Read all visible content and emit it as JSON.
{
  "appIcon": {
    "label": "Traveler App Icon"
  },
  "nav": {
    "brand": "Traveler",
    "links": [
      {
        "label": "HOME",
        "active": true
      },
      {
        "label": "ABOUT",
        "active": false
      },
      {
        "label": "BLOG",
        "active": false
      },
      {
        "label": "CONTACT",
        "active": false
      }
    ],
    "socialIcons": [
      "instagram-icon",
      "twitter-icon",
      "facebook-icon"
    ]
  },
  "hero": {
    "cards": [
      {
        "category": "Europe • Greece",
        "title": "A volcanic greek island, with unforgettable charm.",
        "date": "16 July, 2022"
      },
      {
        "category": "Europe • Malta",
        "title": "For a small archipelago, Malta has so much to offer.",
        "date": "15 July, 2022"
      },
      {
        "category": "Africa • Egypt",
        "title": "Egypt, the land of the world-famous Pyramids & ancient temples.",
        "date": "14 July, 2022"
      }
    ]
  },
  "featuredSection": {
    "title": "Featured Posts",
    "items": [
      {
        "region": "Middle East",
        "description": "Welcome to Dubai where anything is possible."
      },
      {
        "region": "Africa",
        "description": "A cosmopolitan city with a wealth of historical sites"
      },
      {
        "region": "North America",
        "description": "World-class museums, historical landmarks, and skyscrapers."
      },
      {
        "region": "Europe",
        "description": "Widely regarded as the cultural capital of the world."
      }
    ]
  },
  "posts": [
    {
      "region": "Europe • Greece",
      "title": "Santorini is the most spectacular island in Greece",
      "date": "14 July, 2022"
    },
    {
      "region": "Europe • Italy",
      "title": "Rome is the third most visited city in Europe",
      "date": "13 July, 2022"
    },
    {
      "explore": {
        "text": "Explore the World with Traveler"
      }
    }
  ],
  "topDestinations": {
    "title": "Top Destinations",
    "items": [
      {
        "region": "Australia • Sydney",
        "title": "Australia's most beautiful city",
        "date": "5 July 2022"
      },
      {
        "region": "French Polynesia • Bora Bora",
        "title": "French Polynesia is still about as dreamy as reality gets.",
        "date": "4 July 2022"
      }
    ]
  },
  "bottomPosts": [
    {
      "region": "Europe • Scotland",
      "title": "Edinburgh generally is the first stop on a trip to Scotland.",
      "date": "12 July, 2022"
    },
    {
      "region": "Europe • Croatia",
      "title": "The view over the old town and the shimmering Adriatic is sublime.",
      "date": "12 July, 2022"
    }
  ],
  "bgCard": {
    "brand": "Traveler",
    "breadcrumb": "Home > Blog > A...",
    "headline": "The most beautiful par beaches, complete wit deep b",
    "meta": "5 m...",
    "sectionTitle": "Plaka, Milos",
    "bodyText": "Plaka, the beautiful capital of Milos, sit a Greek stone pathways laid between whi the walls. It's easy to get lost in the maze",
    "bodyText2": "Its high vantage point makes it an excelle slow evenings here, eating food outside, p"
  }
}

○ ○ ○

(BRIEF)
Faithfully copy every entry, leaving nothing out.

(EXERCISE OUTPUT)
Read all visible content and emit it as JSON.
{
  "appIcon": {
    "label": "Traveler App Icon"
  },
  "nav": {
    "brand": "Traveler",
    "links": [
      {
        "label": "HOME",
        "active": true
      },
      {
        "label": "ABOUT",
        "active": false
      },
      {
        "label": "BLOG",
        "active": false
      },
      {
        "label": "CONTACT",
        "active": false
      }
    ],
    "socialIcons": [
      "instagram-icon",
      "twitter-icon",
      "facebook-icon"
    ]
  },
  "hero": {
    "cards": [
      {
        "category": "Europe • Greece",
        "title": "A volcanic greek island, with unforgettable charm.",
        "date": "16 July, 2022"
      },
      {
        "category": "Europe • Malta",
        "title": "For a small archipelago, Malta has so much to offer.",
        "date": "15 July, 2022"
      },
      {
        "category": "Africa • Egypt",
        "title": "Egypt, the land of the world-famous Pyramids & ancient temples.",
        "date": "14 July, 2022"
      }
    ]
  },
  "featuredSection": {
    "title": "Featured Posts",
    "items": [
      {
        "region": "Middle East",
        "description": "Welcome to Dubai where anything is possible."
      },
      {
        "region": "Africa",
        "description": "A cosmopolitan city with a wealth of historical sites"
      },
      {
        "region": "North America",
        "description": "World-class museums, historical landmarks, and skyscrapers."
      },
      {
        "region": "Europe",
        "description": "Widely regarded as the cultural capital of the world."
      }
    ]
  },
  "posts": [
    {
      "region": "Europe • Greece",
      "title": "Santorini is the most spectacular island in Greece",
      "date": "14 July, 2022"
    },
    {
      "region": "Europe • Italy",
      "title": "Rome is the third most visited city in Europe",
      "date": "13 July, 2022"
    },
    {
      "explore": {
        "text": "Explore the World with Traveler"
      }
    }
  ],
  "topDestinations": {
    "title": "Top Destinations",
    "items": [
      {
        "region": "Australia • Sydney",
        "title": "Australia's most beautiful city",
        "date": "5 July 2022"
      },
      {
        "region": "French Polynesia • Bora Bora",
        "title": "French Polynesia is still about as dreamy as reality gets.",
        "date": "4 July 2022"
      }
    ]
  },
  "bottomPosts": [
    {
      "region": "Europe • Scotland",
      "title": "Edinburgh generally is the first stop on a trip to Scotland.",
      "date": "12 July, 2022"
    },
    {
      "region": "Europe • Croatia",
      "title": "The view over the old town and the shimmering Adriatic is sublime.",
      "date": "12 July, 2022"
    }
  ],
  "bgCard": {
    "brand": "Traveler",
    "breadcrumb": "Home > Blog > A...",
    "headline": "The most beautiful par beaches, complete wit deep b",
    "meta": "5 m...",
    "sectionTitle": "Plaka, Milos",
    "bodyText": "Plaka, the beautiful capital of Milos, sit a Greek stone pathways laid between whi the walls. It's easy to get lost in the maze",
    "bodyText2": "Its high vantage point makes it an excelle slow evenings here, eating food outside, p"
  }
}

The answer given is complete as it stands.